What needs to be done: Reproduce the entire listing word for word.

-- begin Records supplied --

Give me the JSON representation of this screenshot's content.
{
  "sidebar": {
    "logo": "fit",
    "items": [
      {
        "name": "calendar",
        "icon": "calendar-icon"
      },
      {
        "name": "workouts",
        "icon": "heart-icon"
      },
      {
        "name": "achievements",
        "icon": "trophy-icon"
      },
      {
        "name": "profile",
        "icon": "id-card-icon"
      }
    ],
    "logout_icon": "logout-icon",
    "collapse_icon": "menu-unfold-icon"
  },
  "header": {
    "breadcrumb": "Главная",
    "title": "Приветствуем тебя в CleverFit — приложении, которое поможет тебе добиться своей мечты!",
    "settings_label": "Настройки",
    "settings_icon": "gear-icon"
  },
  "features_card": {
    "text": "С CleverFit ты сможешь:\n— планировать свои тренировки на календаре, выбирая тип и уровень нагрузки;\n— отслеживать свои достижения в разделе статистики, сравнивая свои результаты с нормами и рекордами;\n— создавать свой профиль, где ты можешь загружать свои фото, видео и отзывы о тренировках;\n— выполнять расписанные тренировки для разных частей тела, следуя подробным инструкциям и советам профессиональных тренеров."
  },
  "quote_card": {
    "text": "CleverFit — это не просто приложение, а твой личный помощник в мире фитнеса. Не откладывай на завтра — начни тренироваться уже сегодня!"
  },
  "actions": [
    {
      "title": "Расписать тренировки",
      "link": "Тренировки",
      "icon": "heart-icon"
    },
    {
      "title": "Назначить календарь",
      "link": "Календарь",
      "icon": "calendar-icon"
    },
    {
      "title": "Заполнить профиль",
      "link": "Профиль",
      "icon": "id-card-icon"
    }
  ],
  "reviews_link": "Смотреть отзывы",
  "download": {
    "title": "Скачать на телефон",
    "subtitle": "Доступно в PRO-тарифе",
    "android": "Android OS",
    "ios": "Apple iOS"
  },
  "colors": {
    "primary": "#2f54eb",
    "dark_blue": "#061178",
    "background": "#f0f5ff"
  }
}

-- end Records supplied --

Solution for this problem:
Give me the JSON representation of this screenshot's content.
{
  "sidebar": {
    "logo": "fit",
    "items": [
      {
        "name": "calendar",
        "icon": "calendar-icon"
      },
      {
        "name": "workouts",
        "icon": "heart-icon"
      },
      {
        "name": "achievements",
        "icon": "trophy-icon"
      },
      {
        "name": "profile",
        "icon": "id-card-icon"
      }
    ],
    "logout_icon": "logout-icon",
    "collapse_icon": "menu-unfold-icon"
  },
  "header": {
    "breadcrumb": "Главная",
    "title": "Приветствуем тебя в CleverFit — приложении, которое поможет тебе добиться своей мечты!",
    "settings_label": "Настройки",
    "settings_icon": "gear-icon"
  },
  "features_card": {
    "text": "С CleverFit ты сможешь:\n— планировать свои тренировки на календаре, выбирая тип и уровень нагрузки;\n— отслеживать свои достижения в разделе статистики, сравнивая свои результаты с нормами и рекордами;\n— создавать свой профиль, где ты можешь загружать свои фото, видео и отзывы о тренировках;\n— выполнять расписанные тренировки для разных частей тела, следуя подробным инструкциям и советам профессиональных тренеров."
  },
  "quote_card": {
    "text": "CleverFit — это не просто приложение, а твой личный помощник в мире фитнеса. Не откладывай на завтра — начни тренироваться уже сегодня!"
  },
  "actions": [
    {
      "title": "Расписать тренировки",
      "link": "Тренировки",
      "icon": "heart-icon"
    },
    {
      "title": "Назначить календарь",
      "link": "Календарь",
      "icon": "calendar-icon"
    },
    {
      "title": "Заполнить профиль",
      "link": "Профиль",
      "icon": "id-card-icon"
    }
  ],
  "reviews_link": "Смотреть отзывы",
  "download": {
    "title": "Скачать на телефон",
    "subtitle": "Доступно в PRO-тарифе",
    "android": "Android OS",
    "ios": "Apple iOS"
  },
  "colors": {
    "primary": "#2f54eb",
    "dark_blue": "#061178",
    "background": "#f0f5ff"
  }
}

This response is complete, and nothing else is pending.